TRECHO FORNECIDO:
/---

Todos os grandes filmes são
melodramáticos! Há um preconceito arraigado contra o melodrama por parte das
mentes ditas intelectualizadas que precisa ser desmontado, desfeito. Hitchcock,
em Marnie, elevou o melodrama à condição de obra de arte.
Há momentos de melodrama nas cenas entre o protagonista e Susan Alexander em Cidadão Kane. Os importantes filmes de
Vicente Minnelli, o estilista mais sofisticado do cinema, são melodramas, como Assim estava escrito (The bad and the beautiful, 1953), Deus sabe quanto amei (Some came running, 1958), Adeus às ilusões (The sandpiper, 1964), entre muitos
outros. Casablanca e ...E o vento levou são momentos sublimes de
grande melodrama. Infeliz do filme que não tenha inserido nele elementos
melodramáticos! Talvez o cinema brasileiro não tenha se firmado como indústria
por causa da virose cinemanovista, que tinha
preconceito com o melodrama.
E as novelas atuais, se são
melodramáticas, estão longe, entretanto, do dramalhão. Aliás, a partir de Beto Rockfeller (1969), a dramaturgia
nacional televisiva se afastou do dramalhão, cujo modelo vinha do México. Ainda
hoje este país conserva elementos do dramalhão como se pode ver nas novelas
importadas e dubladas pela SBT. Um bom realizador sempre evita cair no
dramalhão, levando o melodrama para o patético ou o trágico ou, simplesmente,
deixando-o apenas no tom exato. Douglas Sirk fez excelentes melodramas: Palavras ao vento (Written on the wind), Tudo que o céu permite, Imitação da vida, etc. E se, em Hithcock,
a quintessência melodramática se encontra em Marnie, quando encontra o
sublime, em quase todos os seus filmes sempre há uma, por assim dizer, história
de amor com elementos melodramáticos. Há algo mais belo do que a poética de um
Jacques Demy? Que, em Os guarda-chuvas
do amor alcança a sublimidade, fugindo do dramalhão, para se situar na
tragédia do amor e da existência?

\---

Itens armazenados do conjunto de dados:
/---

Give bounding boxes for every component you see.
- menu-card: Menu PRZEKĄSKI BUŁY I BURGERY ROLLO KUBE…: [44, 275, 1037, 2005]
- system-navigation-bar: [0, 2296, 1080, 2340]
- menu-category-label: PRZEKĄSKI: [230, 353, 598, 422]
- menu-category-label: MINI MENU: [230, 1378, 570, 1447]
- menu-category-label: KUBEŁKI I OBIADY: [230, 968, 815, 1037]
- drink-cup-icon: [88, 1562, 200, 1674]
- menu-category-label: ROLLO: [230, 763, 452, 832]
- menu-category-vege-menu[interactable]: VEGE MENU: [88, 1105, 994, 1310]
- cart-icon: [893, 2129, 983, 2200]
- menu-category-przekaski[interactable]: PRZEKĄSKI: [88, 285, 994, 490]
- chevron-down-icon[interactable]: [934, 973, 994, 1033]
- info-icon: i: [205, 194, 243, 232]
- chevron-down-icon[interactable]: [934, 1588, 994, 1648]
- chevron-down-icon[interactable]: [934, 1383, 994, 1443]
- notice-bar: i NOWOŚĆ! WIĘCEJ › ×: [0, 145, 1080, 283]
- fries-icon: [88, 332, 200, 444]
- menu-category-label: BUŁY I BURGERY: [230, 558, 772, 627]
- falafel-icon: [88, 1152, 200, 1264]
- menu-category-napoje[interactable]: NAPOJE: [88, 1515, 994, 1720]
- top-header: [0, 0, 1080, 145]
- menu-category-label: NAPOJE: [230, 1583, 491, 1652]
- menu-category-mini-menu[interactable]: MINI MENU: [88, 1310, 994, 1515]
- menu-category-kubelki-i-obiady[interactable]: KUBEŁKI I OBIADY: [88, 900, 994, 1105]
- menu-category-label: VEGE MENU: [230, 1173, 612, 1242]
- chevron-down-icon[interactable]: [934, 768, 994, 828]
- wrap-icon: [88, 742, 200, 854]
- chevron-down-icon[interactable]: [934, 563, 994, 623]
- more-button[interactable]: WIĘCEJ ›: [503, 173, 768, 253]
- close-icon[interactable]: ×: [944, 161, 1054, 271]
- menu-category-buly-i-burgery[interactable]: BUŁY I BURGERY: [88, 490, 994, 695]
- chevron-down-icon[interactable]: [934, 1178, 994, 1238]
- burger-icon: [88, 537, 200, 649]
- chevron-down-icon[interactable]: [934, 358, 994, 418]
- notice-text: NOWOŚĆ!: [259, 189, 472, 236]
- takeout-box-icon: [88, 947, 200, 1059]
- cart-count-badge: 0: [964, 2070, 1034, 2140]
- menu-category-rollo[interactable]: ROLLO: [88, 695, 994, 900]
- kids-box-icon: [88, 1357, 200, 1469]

\---

TAREFAS ESCRITAS:
A – Responda, com base no texto sobre o melodrama no cinema:
(i) Em qual filme Hitchcock elevou o melodrama à condição de obra de arte?
(ii) A partir de qual novela a dramaturgia nacional televisiva se afastou do dramalhão?
(iii) De qual país vinha o modelo do dramalhão?
B – Redija a parte seguinte do texto sobre o melodrama no cinema, começando logo após a última frase apresentada.

RESPOSTAS POR TAREFA:
A –
(i) Marnie.
(ii) Beto Rockfeller (1969).
(iii) México.

B –
Como definir o melodrama: Drama melado?
Drama açucarado? E o que é o drama? Todo filme é um drama, considerando que
drama é ação, cadeia de acontecimentos. Assim, até a comédia é um drama. Filmes
de minha preferência, como Férias de amor (Picnic, 1955), de Joshua Logan,
com William Holden e Kim Novak, são melodramas. Adoro, portanto, um melodrama.
Já o clichê se instaura quando uma certa mesmice se repete sem haver densidade
poética, mas, apenas, repetição de ganchos narrativos. Até mesmo um filme
inovador, que traumatizou toda uma geração, como Hiroshima, mon amour, é, também, um
melodrama.
Se o cinema de Godard, entre outros,
revolucionou a linguagem do cinema na década de 60, também, por um lado, foi
contraproducente, pois implantou na mentalidade cinefílica e atávica a mania da
desconstrução, que se espraia, como metástase, até
mesmos nos estudos acadêmicos da área das humanidades. Hitchccok já dizia que
com o melodrama é mais fácil se alcançar o sublime. Sublime que ele alcançou
com o citado Marnie e que Chaplin conseguiu
chegar em Luzes da cidade (City light, 1930), um
trágico-sublime, poderia dizer.
E Crepúsculo dos deuses (Sunset boulevard, 1950), de Billy Wilder,
por acaso não contém uma carga melodramática respeitável? Usa-se, no entanto, a
expressão melodrama no sentido pejorativo quando em relação ao cinema e ao
teatro ou, mesmo, à literatura. As
grandes narrativas do cinema são sempre de estrutura simples, linear ou binária
ou, ainda, circular. Há, por outro lado, grandes filmes que fogem a este
esquema: Morangos
silvestres (Smultronstallet, 1957), de Ingmar Bergman, Oito e meio (Otto e mezzo, 1964), de Federico Fellini, entre muitas
outros. O importante é o talento do realizador, sua capacidade de pensar
cinematograficamente. Assim como faz Clint Eastwood em seus filmes.
O preconceito ao melodrama se acentua nos
últimos decênios com a falência múltipla das aspirações idealistas e o
estabelecimento de uma estética baseada no realismo tout court ou, mesmo, no
naturalismo. O público, diante de uma realidade cada vez mais pragmática e
consumista, não aceita mais o intimismo, os filmes que idealizavam e estilizavam
a vida e os homens. Um filme é bom, para a maioria dos pseudo-cinéfilos que frequenta as salas alternativas, quando diz coisas nobres e belas,
desconhecendo eles que um filme é bom quando sabe dizer e toda a questão
se encontra no como e não na coisa em si. A natureza nobre de um
tema condiciona o espectador a achar que determinada obra cinematográfica é
boa. Ledo e ivo engano!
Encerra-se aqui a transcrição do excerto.